• **Description of the task**: Copy each line containing the word "release" from the records that follow, please.

# Extracted material start

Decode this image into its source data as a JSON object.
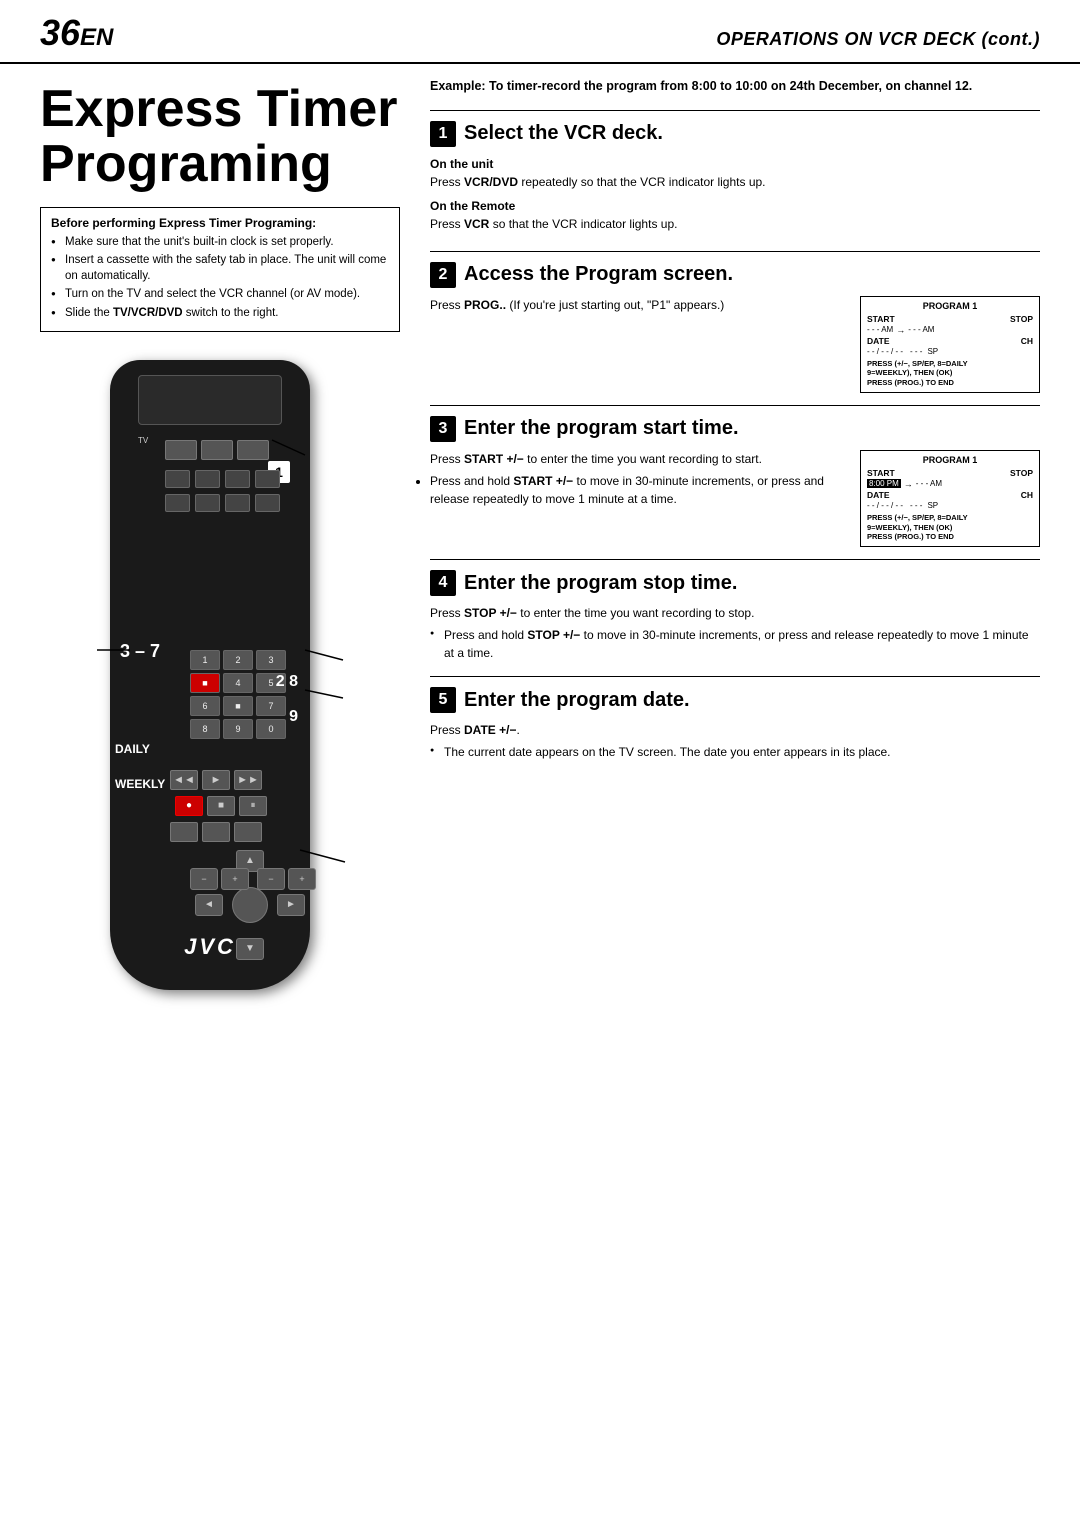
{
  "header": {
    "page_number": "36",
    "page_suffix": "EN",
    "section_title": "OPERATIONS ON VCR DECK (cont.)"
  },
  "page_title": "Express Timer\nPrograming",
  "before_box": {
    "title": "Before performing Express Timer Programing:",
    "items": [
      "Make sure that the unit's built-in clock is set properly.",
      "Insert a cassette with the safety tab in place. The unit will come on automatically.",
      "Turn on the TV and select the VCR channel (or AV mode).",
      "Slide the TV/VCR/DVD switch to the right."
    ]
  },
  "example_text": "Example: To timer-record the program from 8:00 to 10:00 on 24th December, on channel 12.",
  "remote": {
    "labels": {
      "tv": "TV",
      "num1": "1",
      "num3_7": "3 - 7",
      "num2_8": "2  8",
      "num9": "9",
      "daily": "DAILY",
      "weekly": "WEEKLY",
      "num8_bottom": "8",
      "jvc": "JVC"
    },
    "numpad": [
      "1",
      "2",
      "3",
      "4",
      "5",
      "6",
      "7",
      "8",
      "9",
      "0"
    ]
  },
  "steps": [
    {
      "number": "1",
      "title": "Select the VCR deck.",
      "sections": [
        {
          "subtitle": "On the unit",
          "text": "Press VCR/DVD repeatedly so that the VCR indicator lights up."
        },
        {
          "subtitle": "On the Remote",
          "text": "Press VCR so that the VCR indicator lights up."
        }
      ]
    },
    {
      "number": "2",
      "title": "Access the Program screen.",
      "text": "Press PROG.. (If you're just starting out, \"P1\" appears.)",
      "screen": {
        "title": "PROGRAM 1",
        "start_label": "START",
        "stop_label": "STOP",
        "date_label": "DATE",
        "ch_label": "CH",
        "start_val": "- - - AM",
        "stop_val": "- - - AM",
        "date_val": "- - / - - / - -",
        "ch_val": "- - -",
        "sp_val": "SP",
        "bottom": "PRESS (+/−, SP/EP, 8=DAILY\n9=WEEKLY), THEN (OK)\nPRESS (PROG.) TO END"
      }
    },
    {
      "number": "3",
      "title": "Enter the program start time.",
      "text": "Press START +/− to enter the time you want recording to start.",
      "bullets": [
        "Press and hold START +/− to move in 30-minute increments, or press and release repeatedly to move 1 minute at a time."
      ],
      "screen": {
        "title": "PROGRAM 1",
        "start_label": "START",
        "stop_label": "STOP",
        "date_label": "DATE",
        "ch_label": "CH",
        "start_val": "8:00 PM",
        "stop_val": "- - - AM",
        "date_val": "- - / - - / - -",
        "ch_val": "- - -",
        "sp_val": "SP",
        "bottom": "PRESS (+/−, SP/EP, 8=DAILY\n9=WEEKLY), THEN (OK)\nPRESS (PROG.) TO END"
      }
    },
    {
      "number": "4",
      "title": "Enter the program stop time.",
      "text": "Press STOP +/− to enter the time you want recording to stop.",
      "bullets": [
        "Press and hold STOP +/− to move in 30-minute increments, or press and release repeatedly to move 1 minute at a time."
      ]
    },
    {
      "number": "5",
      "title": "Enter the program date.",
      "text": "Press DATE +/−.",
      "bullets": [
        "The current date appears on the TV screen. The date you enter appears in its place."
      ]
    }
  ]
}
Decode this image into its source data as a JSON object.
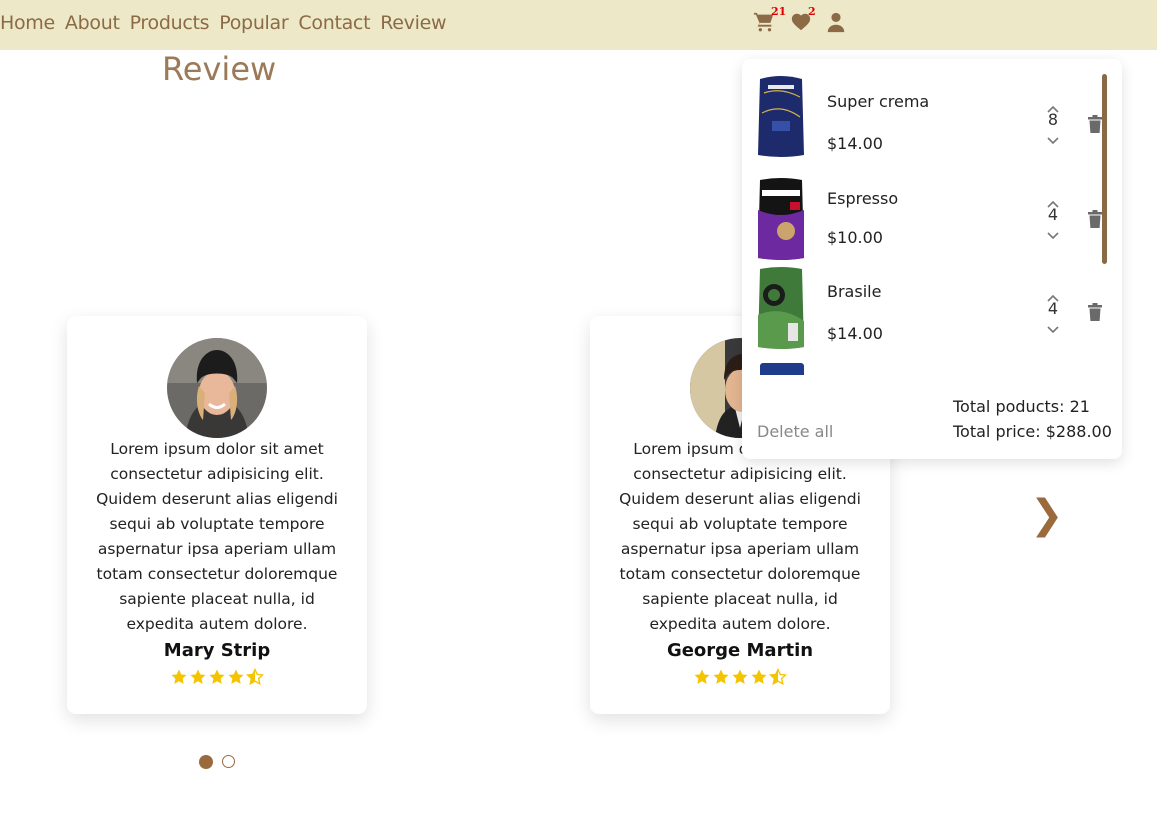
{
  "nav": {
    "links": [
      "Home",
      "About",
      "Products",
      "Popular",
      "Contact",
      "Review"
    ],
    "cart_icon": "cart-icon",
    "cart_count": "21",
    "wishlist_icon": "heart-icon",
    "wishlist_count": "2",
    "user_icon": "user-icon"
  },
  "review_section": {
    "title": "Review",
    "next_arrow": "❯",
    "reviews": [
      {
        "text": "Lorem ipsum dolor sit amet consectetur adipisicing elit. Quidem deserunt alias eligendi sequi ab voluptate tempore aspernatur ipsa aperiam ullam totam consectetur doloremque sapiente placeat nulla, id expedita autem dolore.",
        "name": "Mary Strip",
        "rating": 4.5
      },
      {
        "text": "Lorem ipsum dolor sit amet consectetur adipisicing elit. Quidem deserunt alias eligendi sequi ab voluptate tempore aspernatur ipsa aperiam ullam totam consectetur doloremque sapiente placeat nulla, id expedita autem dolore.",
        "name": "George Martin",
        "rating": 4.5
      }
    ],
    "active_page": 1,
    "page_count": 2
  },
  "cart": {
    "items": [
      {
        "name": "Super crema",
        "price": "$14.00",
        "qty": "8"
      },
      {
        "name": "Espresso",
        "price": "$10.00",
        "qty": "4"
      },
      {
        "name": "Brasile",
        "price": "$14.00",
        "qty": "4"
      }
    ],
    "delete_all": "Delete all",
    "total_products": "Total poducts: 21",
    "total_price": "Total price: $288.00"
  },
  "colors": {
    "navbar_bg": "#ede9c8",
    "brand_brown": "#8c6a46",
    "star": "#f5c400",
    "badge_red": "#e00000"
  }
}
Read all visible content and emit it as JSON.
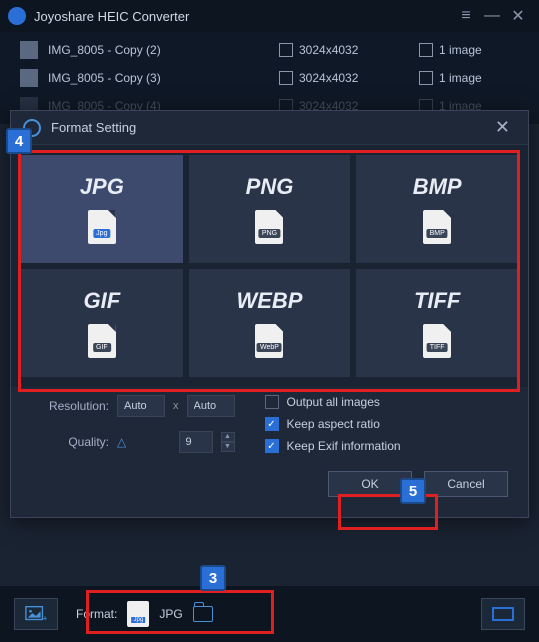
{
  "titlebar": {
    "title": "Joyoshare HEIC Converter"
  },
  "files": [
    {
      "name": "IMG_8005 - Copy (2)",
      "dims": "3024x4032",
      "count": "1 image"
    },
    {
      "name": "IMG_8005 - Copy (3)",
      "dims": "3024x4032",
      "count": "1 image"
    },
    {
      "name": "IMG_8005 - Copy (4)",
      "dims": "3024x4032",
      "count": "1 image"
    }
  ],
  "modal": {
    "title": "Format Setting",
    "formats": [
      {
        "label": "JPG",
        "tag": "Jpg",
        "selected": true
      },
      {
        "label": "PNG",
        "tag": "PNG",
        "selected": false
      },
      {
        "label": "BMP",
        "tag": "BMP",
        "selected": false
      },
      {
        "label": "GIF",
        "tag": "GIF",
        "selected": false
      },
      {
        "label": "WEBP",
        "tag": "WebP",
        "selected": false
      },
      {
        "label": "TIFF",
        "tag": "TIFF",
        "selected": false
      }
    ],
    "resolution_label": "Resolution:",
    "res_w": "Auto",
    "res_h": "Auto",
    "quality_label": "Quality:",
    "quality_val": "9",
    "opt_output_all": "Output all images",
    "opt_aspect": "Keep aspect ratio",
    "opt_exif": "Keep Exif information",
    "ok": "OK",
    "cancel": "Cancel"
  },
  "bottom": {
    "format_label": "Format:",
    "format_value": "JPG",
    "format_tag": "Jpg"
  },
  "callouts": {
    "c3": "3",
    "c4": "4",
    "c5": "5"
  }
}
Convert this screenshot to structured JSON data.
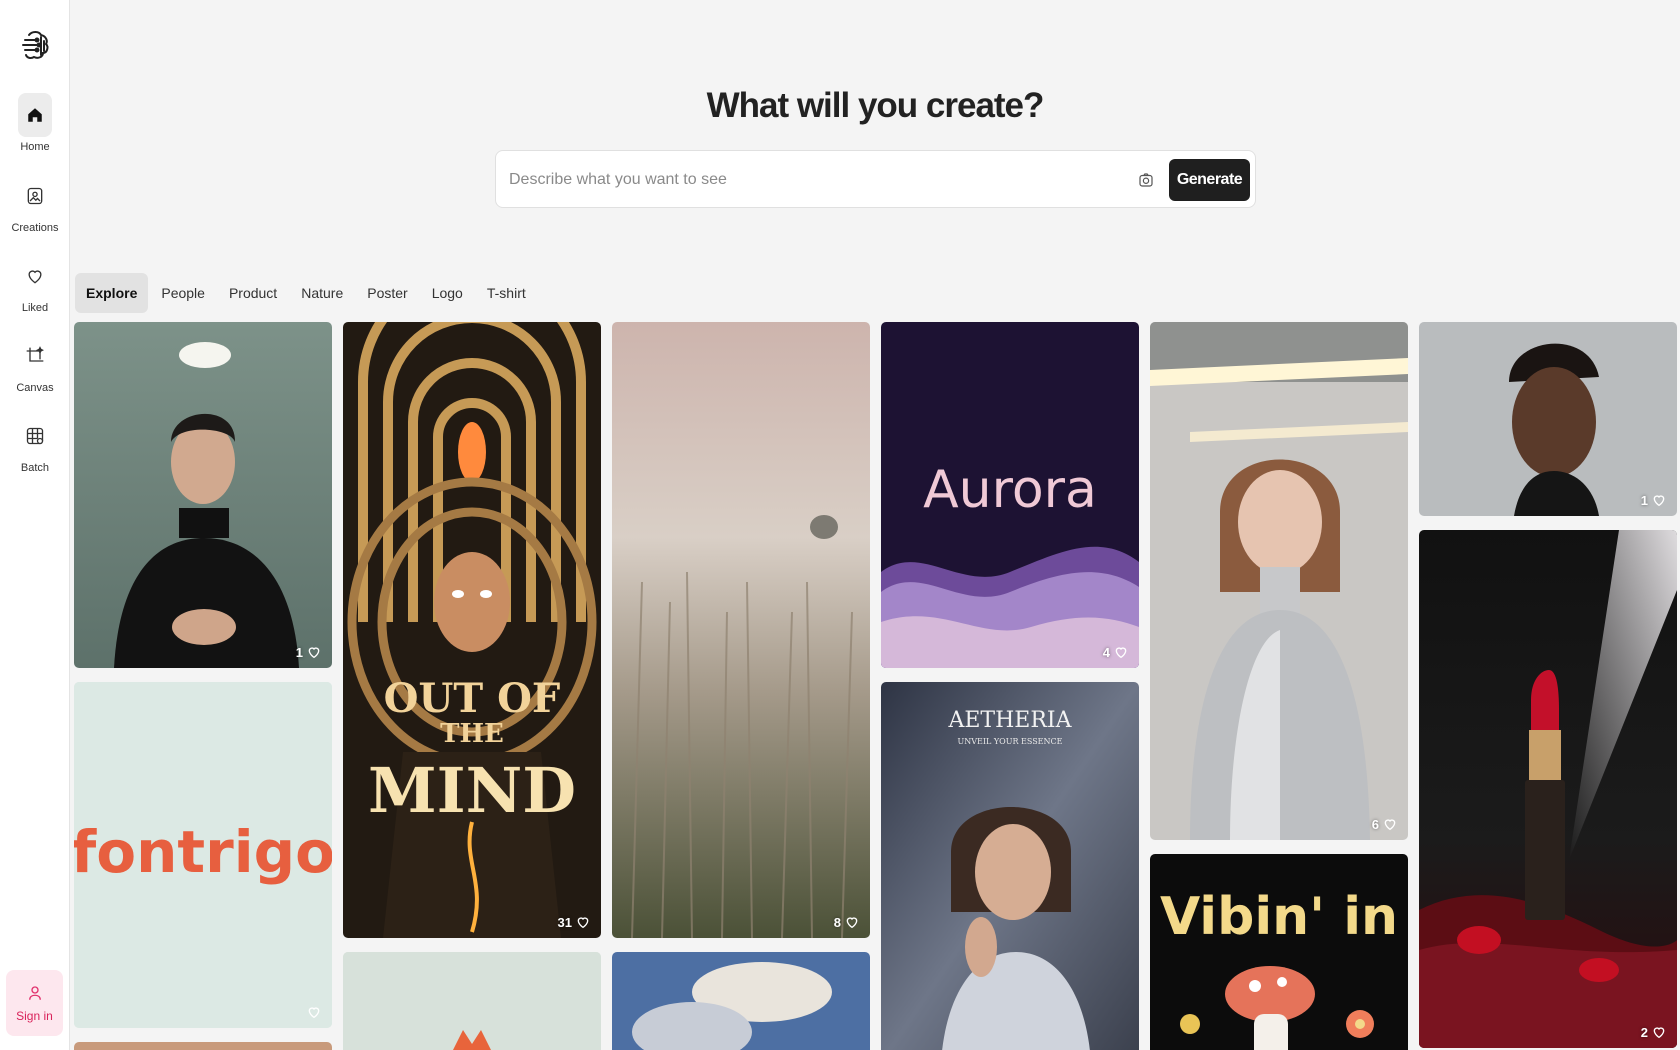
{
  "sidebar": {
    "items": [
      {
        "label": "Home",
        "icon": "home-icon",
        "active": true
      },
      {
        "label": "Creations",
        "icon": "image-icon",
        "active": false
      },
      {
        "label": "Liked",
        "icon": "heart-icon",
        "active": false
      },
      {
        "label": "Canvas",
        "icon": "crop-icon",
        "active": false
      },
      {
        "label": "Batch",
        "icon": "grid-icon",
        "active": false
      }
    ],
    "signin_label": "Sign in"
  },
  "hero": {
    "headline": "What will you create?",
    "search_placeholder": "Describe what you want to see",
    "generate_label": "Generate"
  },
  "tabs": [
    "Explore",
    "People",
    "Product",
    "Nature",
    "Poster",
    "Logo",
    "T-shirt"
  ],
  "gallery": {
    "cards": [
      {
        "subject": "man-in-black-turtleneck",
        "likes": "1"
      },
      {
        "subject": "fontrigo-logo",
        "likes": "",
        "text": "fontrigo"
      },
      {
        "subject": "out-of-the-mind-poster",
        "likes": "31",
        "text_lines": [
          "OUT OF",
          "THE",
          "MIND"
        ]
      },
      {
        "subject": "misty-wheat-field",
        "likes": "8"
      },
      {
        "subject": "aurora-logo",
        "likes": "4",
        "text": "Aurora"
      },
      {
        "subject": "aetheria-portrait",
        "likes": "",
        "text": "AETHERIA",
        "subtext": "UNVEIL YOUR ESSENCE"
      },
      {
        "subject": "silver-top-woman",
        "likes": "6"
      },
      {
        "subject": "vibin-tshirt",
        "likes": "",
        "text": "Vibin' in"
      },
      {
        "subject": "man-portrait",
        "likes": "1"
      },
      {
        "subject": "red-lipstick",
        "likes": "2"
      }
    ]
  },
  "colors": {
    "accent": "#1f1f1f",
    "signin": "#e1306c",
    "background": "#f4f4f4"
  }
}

# Extracted material end

• **Task answer**:
        "Press and hold START +/− to move in 30-minute increments, or press and release repeatedly to move 1 minute at a time."
        "Press and hold STOP +/− to move in 30-minute increments, or press and release repeatedly to move 1 minute at a time."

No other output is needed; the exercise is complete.